Pick out each line below containing "color".
* begin *
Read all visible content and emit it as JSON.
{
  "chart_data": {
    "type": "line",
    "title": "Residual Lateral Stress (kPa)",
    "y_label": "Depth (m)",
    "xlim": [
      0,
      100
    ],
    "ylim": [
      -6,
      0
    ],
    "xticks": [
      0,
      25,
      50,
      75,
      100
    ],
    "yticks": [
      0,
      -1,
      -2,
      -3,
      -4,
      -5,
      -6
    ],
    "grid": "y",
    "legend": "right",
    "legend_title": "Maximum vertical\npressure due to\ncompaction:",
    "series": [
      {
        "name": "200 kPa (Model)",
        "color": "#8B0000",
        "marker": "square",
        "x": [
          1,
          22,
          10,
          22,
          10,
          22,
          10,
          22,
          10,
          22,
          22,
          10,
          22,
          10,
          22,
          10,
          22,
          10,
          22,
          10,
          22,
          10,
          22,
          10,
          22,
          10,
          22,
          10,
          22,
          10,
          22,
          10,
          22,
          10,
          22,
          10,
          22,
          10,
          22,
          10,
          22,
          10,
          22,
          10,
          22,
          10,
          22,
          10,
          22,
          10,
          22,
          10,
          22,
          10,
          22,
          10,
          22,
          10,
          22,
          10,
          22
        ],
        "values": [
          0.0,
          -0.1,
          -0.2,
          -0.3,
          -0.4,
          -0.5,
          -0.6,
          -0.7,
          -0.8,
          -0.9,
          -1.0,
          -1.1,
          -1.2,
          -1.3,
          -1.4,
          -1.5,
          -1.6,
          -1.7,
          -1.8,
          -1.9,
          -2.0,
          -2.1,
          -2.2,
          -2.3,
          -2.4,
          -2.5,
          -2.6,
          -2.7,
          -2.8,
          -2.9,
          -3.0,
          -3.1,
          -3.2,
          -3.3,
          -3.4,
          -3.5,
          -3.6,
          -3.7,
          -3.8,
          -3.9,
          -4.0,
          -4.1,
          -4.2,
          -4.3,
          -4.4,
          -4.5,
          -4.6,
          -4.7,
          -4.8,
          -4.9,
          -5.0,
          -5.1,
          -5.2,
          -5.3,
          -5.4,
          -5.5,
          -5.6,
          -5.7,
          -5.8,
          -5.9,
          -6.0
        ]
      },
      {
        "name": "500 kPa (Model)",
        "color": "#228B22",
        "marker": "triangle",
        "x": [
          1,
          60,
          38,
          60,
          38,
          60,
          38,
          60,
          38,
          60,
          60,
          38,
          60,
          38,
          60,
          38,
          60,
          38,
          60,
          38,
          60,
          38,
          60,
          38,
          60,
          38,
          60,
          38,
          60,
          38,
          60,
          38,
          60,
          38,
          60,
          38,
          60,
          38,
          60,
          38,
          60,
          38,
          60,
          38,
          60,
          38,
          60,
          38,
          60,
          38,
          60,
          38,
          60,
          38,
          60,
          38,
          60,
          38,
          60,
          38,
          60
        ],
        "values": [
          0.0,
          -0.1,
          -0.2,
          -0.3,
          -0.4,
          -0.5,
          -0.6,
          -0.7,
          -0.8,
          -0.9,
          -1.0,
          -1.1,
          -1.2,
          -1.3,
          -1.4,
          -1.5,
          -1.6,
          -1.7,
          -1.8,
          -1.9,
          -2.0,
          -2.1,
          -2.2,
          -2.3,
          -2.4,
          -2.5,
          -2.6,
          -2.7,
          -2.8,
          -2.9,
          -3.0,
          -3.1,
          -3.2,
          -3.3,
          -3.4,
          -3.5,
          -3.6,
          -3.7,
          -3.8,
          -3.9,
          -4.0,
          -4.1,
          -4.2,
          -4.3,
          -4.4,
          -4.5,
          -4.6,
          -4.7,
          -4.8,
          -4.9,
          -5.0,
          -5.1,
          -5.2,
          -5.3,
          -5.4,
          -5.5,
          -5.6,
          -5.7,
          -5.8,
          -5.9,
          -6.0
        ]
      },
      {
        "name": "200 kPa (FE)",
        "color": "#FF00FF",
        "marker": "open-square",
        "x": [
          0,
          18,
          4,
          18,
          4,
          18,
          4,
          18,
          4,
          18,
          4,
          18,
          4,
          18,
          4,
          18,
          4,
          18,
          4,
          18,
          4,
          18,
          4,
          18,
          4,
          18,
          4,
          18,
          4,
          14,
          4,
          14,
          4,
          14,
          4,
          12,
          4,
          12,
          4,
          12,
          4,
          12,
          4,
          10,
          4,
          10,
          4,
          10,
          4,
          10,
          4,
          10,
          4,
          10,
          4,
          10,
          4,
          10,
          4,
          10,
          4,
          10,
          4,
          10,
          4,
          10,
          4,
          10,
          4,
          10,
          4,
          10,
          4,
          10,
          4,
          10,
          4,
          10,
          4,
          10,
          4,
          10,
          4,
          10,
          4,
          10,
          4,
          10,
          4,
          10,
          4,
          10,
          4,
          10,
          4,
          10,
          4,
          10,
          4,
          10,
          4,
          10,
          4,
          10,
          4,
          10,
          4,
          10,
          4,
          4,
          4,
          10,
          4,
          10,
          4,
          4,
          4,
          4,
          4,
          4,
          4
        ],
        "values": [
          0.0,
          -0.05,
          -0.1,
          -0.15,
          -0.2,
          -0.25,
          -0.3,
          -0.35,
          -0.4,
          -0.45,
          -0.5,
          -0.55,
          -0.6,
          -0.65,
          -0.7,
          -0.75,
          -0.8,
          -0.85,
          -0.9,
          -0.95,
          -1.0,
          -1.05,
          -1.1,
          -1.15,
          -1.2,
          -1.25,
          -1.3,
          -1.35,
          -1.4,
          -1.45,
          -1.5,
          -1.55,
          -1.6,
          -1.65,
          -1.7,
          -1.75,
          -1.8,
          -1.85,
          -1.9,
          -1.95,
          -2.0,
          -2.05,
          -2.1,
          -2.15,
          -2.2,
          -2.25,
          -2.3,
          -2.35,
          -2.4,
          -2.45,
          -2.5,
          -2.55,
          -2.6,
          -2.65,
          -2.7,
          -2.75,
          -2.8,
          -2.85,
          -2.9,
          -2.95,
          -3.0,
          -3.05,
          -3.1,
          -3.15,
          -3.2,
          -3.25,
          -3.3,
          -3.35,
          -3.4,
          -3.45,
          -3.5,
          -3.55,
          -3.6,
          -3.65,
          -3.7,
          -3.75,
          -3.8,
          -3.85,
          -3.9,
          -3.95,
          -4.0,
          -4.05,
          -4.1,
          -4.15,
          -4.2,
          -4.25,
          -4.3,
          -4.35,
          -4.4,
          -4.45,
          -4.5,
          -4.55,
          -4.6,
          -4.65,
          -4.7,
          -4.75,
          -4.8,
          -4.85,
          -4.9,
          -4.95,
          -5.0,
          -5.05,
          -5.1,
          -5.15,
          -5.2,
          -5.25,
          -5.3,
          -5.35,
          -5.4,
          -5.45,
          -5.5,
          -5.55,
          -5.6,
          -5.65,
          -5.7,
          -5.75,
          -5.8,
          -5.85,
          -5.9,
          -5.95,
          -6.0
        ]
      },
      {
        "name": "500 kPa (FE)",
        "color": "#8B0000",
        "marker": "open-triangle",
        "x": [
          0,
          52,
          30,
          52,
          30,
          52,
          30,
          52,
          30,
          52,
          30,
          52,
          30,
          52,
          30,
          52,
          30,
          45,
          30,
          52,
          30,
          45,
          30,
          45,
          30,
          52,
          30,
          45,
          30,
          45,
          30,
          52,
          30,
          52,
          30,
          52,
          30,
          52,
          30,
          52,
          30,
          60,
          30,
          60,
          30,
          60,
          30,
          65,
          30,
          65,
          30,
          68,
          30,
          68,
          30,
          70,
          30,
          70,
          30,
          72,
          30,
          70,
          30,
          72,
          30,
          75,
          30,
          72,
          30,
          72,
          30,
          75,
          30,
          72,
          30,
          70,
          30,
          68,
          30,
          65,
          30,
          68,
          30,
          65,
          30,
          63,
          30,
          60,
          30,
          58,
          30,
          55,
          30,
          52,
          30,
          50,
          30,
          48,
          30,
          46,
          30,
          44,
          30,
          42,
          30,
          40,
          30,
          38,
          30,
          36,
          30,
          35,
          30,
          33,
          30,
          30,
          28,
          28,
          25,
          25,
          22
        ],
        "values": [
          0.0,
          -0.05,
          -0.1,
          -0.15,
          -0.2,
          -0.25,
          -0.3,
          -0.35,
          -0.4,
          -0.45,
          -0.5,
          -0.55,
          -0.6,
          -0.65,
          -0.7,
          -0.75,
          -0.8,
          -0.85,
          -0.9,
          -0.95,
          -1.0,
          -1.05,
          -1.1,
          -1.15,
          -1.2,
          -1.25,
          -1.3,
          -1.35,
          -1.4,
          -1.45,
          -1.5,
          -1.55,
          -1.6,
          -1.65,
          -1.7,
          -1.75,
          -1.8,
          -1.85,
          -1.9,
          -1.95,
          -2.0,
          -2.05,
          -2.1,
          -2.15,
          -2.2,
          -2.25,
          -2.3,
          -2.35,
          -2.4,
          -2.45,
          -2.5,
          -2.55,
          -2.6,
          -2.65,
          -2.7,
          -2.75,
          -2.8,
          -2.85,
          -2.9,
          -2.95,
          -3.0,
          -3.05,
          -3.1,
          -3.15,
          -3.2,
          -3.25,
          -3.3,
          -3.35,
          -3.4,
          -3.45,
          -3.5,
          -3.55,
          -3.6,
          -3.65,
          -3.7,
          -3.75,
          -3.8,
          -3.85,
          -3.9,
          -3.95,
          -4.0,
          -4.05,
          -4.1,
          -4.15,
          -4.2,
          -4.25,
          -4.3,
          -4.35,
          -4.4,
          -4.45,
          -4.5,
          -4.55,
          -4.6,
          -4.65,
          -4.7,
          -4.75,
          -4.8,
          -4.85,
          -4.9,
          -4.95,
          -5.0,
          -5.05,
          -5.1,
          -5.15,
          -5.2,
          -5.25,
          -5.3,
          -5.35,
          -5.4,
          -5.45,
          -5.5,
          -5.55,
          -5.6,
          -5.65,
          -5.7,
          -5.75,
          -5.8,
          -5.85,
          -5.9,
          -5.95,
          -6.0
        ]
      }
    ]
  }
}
* end *
FULL ANSWER ::
        "color": "#8B0000",
        "color": "#228B22",
        "color": "#FF00FF",
        "color": "#8B0000",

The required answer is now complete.